Extract each line bearing the word "vastuuvelasta".

**Exercise inputs:**
-- START --

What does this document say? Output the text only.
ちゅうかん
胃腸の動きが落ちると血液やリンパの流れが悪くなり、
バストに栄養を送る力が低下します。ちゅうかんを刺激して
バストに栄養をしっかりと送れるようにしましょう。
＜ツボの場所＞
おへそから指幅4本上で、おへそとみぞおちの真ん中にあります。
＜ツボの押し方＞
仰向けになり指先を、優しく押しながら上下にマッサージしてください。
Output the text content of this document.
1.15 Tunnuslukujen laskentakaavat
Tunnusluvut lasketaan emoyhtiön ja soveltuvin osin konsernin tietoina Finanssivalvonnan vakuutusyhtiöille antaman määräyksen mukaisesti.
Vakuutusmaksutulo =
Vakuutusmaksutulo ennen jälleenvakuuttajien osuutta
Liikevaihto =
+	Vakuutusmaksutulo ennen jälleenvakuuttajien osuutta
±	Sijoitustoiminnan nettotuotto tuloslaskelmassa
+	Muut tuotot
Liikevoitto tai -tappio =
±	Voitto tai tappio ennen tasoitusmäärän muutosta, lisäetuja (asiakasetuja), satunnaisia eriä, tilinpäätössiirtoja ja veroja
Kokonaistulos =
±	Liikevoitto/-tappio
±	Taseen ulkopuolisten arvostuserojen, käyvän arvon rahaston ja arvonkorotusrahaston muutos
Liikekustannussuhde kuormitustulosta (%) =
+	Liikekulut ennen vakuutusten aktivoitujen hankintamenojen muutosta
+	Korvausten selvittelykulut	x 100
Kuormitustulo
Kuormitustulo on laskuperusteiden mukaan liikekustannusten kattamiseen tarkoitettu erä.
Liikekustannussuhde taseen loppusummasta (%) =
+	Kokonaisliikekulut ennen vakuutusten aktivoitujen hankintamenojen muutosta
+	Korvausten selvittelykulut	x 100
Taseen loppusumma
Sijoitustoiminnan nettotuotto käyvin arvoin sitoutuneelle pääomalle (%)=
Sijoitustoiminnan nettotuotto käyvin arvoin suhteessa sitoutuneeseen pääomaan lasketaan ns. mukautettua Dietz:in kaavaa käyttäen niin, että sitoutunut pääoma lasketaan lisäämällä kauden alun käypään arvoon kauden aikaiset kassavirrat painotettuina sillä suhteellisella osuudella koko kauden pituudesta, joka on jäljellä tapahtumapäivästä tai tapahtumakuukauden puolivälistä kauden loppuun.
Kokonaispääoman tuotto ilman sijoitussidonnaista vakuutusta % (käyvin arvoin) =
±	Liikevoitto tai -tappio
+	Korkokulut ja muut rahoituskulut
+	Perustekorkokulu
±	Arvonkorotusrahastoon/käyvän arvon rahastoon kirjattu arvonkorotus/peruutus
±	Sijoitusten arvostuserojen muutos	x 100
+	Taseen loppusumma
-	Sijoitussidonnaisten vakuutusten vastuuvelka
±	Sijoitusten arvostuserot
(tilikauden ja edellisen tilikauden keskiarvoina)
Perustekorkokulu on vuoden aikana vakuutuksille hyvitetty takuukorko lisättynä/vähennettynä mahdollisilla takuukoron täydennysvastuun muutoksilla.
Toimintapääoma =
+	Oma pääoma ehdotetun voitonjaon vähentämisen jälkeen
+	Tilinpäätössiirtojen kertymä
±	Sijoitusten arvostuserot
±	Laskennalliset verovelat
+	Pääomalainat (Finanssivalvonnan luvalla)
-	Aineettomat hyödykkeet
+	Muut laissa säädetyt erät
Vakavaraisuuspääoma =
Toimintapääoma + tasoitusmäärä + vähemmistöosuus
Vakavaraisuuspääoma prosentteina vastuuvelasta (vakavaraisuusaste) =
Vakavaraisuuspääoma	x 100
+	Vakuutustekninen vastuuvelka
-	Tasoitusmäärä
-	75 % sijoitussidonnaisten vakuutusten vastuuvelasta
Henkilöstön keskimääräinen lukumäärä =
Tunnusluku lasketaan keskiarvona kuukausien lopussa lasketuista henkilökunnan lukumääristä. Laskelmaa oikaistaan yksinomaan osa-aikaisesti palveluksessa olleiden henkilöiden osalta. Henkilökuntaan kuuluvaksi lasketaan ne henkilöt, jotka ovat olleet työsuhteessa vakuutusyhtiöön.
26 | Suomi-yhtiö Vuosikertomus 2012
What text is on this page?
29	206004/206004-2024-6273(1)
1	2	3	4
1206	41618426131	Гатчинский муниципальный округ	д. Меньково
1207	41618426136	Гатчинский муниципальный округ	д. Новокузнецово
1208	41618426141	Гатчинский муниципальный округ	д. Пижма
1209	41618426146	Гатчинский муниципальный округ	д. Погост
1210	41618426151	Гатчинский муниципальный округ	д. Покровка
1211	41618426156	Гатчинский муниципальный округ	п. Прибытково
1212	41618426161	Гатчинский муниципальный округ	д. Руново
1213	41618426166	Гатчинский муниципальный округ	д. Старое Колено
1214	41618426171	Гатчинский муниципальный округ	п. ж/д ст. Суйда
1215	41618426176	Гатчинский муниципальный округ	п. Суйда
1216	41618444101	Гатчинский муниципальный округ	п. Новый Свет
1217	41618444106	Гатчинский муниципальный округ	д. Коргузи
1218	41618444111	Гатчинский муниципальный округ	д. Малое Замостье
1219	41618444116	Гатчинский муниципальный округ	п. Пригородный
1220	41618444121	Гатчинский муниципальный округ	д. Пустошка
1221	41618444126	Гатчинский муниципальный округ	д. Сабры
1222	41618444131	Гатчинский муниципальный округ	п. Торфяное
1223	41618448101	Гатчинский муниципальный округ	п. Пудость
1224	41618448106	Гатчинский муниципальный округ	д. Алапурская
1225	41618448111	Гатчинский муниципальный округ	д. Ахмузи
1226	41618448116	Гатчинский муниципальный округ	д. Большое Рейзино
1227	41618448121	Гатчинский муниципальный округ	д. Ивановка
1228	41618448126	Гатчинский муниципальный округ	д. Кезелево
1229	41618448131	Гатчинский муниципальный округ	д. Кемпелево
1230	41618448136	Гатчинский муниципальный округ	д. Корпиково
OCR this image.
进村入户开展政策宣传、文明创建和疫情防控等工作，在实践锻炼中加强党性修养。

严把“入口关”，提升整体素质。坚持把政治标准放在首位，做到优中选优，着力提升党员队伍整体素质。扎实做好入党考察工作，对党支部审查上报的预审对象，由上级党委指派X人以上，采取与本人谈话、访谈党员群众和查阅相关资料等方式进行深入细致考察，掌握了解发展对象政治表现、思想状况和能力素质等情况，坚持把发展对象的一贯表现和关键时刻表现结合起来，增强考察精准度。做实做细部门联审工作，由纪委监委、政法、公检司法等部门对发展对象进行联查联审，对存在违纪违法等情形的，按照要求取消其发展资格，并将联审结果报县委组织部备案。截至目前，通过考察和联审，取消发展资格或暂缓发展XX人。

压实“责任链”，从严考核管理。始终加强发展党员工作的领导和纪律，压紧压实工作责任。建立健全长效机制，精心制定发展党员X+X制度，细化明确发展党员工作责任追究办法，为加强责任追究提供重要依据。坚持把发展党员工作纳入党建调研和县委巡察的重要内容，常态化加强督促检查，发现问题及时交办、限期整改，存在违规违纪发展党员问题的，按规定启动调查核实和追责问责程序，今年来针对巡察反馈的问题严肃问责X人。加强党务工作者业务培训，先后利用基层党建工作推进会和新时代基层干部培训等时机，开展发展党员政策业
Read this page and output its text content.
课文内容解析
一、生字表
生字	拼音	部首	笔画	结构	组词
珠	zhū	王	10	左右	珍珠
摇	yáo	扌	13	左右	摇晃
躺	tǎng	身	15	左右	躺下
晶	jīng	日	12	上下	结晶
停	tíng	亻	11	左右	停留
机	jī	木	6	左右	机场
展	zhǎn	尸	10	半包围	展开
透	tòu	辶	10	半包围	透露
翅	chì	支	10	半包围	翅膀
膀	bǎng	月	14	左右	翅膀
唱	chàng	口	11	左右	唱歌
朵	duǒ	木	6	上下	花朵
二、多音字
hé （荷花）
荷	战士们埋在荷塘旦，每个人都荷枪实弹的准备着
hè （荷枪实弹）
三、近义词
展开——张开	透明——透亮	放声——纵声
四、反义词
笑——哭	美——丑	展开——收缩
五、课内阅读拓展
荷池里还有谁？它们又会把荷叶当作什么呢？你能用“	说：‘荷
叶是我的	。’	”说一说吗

-- END --

**Task output:**
Vakavaraisuuspääoma prosentteina vastuuvelasta (vakavaraisuusaste) =
-	75 % sijoitussidonnaisten vakuutusten vastuuvelasta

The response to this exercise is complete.